■ **WHAT YOU WILL DO**
Give back each entry unchanged, minus pictures.

-- Begin --

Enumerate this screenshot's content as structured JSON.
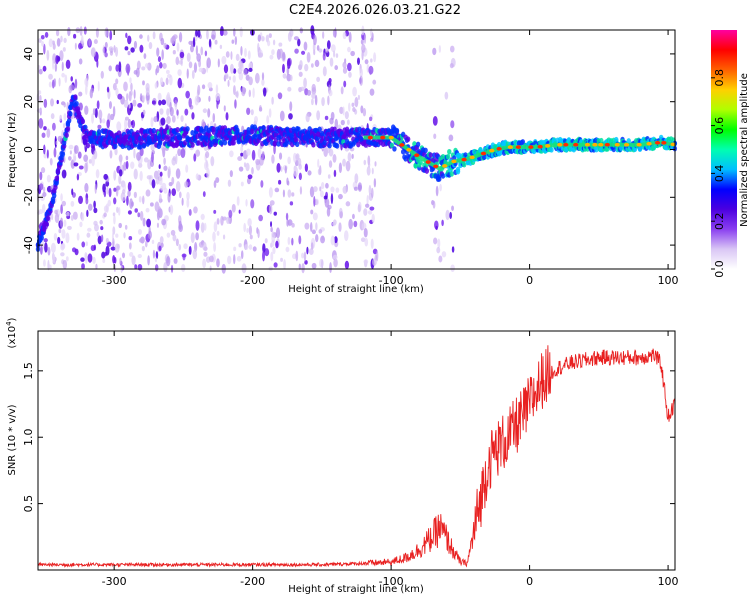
{
  "page_title": "C2E4.2026.026.03.21.G22",
  "colors": {
    "line": "#e82020",
    "axes": "#000000",
    "background": "#ffffff"
  },
  "chart_data": [
    {
      "type": "heatmap",
      "name": "spectrogram",
      "title": "C2E4.2026.026.03.21.G22",
      "xlabel": "Height of straight line (km)",
      "ylabel": "Frequency (Hz)",
      "xlim": [
        -355,
        105
      ],
      "ylim": [
        -50,
        50
      ],
      "xticks": [
        -300,
        -200,
        -100,
        0,
        100
      ],
      "yticks": [
        -40,
        -20,
        0,
        20,
        40
      ],
      "grid": false,
      "ridge": {
        "description": "dominant frequency track (Hz) vs height (km)",
        "x": [
          -355,
          -345,
          -335,
          -330,
          -320,
          -300,
          -260,
          -200,
          -150,
          -120,
          -100,
          -80,
          -65,
          -55,
          -45,
          -35,
          -25,
          -15,
          -5,
          5,
          20,
          40,
          60,
          80,
          95,
          105
        ],
        "y": [
          -40,
          -22,
          5,
          22,
          5,
          4,
          5,
          6,
          5,
          5,
          5,
          -3,
          -8,
          -5,
          -4,
          -2,
          0,
          1,
          1,
          1,
          2,
          2,
          2,
          2,
          3,
          2
        ]
      },
      "colorbar": {
        "label": "Normalized spectral amplitude",
        "range": [
          0,
          1
        ],
        "ticks": [
          "0.0",
          "0.2",
          "0.4",
          "0.6",
          "0.8"
        ],
        "tick_values": [
          0,
          0.2,
          0.4,
          0.6,
          0.8
        ],
        "colormap": [
          "#ffffff",
          "#d9c6f5",
          "#8a3ff0",
          "#4b00e0",
          "#0000ff",
          "#00bfff",
          "#00ffb0",
          "#00ff00",
          "#b0ff00",
          "#ffd000",
          "#ff6000",
          "#ff0000",
          "#ff00a0"
        ]
      }
    },
    {
      "type": "line",
      "name": "snr",
      "xlabel": "Height of straight line (km)",
      "ylabel": "SNR (10 * v/v)",
      "yscale_note": "(x10",
      "yscale_exp": "4",
      "xlim": [
        -355,
        105
      ],
      "ylim": [
        0,
        1.8
      ],
      "xticks": [
        -300,
        -200,
        -100,
        0,
        100
      ],
      "yticks": [
        0.5,
        1.0,
        1.5
      ],
      "ytick_labels": [
        "0.5",
        "1.0",
        "1.5"
      ],
      "grid": false,
      "series": [
        {
          "name": "SNR",
          "x": [
            -355,
            -300,
            -250,
            -200,
            -150,
            -120,
            -100,
            -90,
            -80,
            -70,
            -65,
            -60,
            -55,
            -50,
            -45,
            -40,
            -35,
            -30,
            -25,
            -20,
            -15,
            -10,
            -5,
            0,
            5,
            10,
            20,
            30,
            40,
            50,
            60,
            70,
            80,
            90,
            95,
            100,
            105
          ],
          "y": [
            0.04,
            0.04,
            0.04,
            0.04,
            0.04,
            0.05,
            0.06,
            0.09,
            0.15,
            0.25,
            0.32,
            0.24,
            0.14,
            0.06,
            0.05,
            0.3,
            0.55,
            0.8,
            0.9,
            0.95,
            1.0,
            1.08,
            1.15,
            1.25,
            1.35,
            1.45,
            1.52,
            1.56,
            1.58,
            1.6,
            1.6,
            1.6,
            1.6,
            1.62,
            1.55,
            1.15,
            1.25
          ]
        }
      ]
    }
  ]
}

-- End --

■ **COMPLETE ANSWER**
Enumerate this screenshot's content as structured JSON.
{
  "page_title": "C2E4.2026.026.03.21.G22",
  "colors": {
    "line": "#e82020",
    "axes": "#000000",
    "background": "#ffffff"
  },
  "chart_data": [
    {
      "type": "heatmap",
      "name": "spectrogram",
      "title": "C2E4.2026.026.03.21.G22",
      "xlabel": "Height of straight line (km)",
      "ylabel": "Frequency (Hz)",
      "xlim": [
        -355,
        105
      ],
      "ylim": [
        -50,
        50
      ],
      "xticks": [
        -300,
        -200,
        -100,
        0,
        100
      ],
      "yticks": [
        -40,
        -20,
        0,
        20,
        40
      ],
      "grid": false,
      "ridge": {
        "description": "dominant frequency track (Hz) vs height (km)",
        "x": [
          -355,
          -345,
          -335,
          -330,
          -320,
          -300,
          -260,
          -200,
          -150,
          -120,
          -100,
          -80,
          -65,
          -55,
          -45,
          -35,
          -25,
          -15,
          -5,
          5,
          20,
          40,
          60,
          80,
          95,
          105
        ],
        "y": [
          -40,
          -22,
          5,
          22,
          5,
          4,
          5,
          6,
          5,
          5,
          5,
          -3,
          -8,
          -5,
          -4,
          -2,
          0,
          1,
          1,
          1,
          2,
          2,
          2,
          2,
          3,
          2
        ]
      },
      "colorbar": {
        "label": "Normalized spectral amplitude",
        "range": [
          0,
          1
        ],
        "ticks": [
          "0.0",
          "0.2",
          "0.4",
          "0.6",
          "0.8"
        ],
        "tick_values": [
          0,
          0.2,
          0.4,
          0.6,
          0.8
        ],
        "colormap": [
          "#ffffff",
          "#d9c6f5",
          "#8a3ff0",
          "#4b00e0",
          "#0000ff",
          "#00bfff",
          "#00ffb0",
          "#00ff00",
          "#b0ff00",
          "#ffd000",
          "#ff6000",
          "#ff0000",
          "#ff00a0"
        ]
      }
    },
    {
      "type": "line",
      "name": "snr",
      "xlabel": "Height of straight line (km)",
      "ylabel": "SNR (10 * v/v)",
      "yscale_note": "(x10",
      "yscale_exp": "4",
      "xlim": [
        -355,
        105
      ],
      "ylim": [
        0,
        1.8
      ],
      "xticks": [
        -300,
        -200,
        -100,
        0,
        100
      ],
      "yticks": [
        0.5,
        1.0,
        1.5
      ],
      "ytick_labels": [
        "0.5",
        "1.0",
        "1.5"
      ],
      "grid": false,
      "series": [
        {
          "name": "SNR",
          "x": [
            -355,
            -300,
            -250,
            -200,
            -150,
            -120,
            -100,
            -90,
            -80,
            -70,
            -65,
            -60,
            -55,
            -50,
            -45,
            -40,
            -35,
            -30,
            -25,
            -20,
            -15,
            -10,
            -5,
            0,
            5,
            10,
            20,
            30,
            40,
            50,
            60,
            70,
            80,
            90,
            95,
            100,
            105
          ],
          "y": [
            0.04,
            0.04,
            0.04,
            0.04,
            0.04,
            0.05,
            0.06,
            0.09,
            0.15,
            0.25,
            0.32,
            0.24,
            0.14,
            0.06,
            0.05,
            0.3,
            0.55,
            0.8,
            0.9,
            0.95,
            1.0,
            1.08,
            1.15,
            1.25,
            1.35,
            1.45,
            1.52,
            1.56,
            1.58,
            1.6,
            1.6,
            1.6,
            1.6,
            1.62,
            1.55,
            1.15,
            1.25
          ]
        }
      ]
    }
  ]
}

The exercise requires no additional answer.